─── Input data

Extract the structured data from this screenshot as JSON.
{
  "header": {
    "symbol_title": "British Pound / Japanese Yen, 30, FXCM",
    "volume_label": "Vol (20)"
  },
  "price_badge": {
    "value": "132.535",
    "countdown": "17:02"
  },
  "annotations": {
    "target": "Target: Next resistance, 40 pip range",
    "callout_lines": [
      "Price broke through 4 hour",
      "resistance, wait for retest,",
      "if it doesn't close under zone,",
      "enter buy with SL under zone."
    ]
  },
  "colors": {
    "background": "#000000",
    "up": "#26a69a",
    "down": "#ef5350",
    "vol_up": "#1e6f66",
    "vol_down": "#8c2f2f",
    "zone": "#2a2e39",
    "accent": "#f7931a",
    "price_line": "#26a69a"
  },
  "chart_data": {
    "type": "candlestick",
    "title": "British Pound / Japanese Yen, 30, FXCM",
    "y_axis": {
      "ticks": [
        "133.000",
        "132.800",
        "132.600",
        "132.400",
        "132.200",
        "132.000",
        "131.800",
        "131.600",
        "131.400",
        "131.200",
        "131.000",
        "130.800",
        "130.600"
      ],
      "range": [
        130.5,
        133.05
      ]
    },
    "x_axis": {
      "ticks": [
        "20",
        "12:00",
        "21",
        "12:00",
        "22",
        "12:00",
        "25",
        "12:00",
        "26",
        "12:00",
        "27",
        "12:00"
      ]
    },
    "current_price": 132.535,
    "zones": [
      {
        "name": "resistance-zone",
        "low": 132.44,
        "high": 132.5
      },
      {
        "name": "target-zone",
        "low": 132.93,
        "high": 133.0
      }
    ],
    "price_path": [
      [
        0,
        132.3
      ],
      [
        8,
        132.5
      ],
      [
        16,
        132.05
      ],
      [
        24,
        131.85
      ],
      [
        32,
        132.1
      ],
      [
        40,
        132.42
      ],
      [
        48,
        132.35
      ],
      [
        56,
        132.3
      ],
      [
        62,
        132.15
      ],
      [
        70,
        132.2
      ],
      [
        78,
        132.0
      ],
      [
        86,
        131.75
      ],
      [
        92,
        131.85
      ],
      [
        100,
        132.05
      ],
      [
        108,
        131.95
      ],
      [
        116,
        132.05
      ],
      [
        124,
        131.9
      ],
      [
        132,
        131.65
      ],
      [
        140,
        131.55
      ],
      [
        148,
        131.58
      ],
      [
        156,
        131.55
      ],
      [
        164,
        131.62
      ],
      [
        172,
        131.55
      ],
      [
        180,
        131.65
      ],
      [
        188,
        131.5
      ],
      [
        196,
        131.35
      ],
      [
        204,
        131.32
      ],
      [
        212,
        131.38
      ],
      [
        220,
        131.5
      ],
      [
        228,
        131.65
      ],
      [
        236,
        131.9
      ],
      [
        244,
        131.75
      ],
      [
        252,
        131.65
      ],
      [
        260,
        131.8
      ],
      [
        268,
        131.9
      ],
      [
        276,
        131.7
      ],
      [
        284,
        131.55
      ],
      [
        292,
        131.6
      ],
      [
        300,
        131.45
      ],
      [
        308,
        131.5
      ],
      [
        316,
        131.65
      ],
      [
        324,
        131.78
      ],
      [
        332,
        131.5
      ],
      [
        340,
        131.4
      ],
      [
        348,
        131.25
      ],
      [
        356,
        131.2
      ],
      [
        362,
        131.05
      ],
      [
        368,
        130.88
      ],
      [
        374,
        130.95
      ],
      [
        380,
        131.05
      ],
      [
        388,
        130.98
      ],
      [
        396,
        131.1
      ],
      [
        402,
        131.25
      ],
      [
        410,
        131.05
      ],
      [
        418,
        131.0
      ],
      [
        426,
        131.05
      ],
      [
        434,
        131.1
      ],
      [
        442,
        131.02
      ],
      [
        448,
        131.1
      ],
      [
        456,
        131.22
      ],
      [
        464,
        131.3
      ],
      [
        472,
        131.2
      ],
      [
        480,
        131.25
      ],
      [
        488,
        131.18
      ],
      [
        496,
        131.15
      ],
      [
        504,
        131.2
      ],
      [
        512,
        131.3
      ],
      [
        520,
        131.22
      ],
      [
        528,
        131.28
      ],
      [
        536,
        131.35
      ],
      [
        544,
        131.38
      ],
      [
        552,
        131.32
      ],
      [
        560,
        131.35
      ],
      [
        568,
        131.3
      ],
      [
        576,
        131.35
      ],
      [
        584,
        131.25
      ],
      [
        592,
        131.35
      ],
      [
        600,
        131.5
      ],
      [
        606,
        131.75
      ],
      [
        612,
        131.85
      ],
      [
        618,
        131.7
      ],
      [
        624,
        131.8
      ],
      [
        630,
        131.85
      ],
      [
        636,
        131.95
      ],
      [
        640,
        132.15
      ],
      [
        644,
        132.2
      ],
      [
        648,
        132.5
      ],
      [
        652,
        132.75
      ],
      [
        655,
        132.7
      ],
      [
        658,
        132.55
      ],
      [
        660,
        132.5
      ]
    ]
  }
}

──────

- Given task -
Using the listing above, return all lines where the word "British" occurs.

- Finished exercise -
    "symbol_title": "British Pound / Japanese Yen, 30, FXCM",
    "title": "British Pound / Japanese Yen, 30, FXCM",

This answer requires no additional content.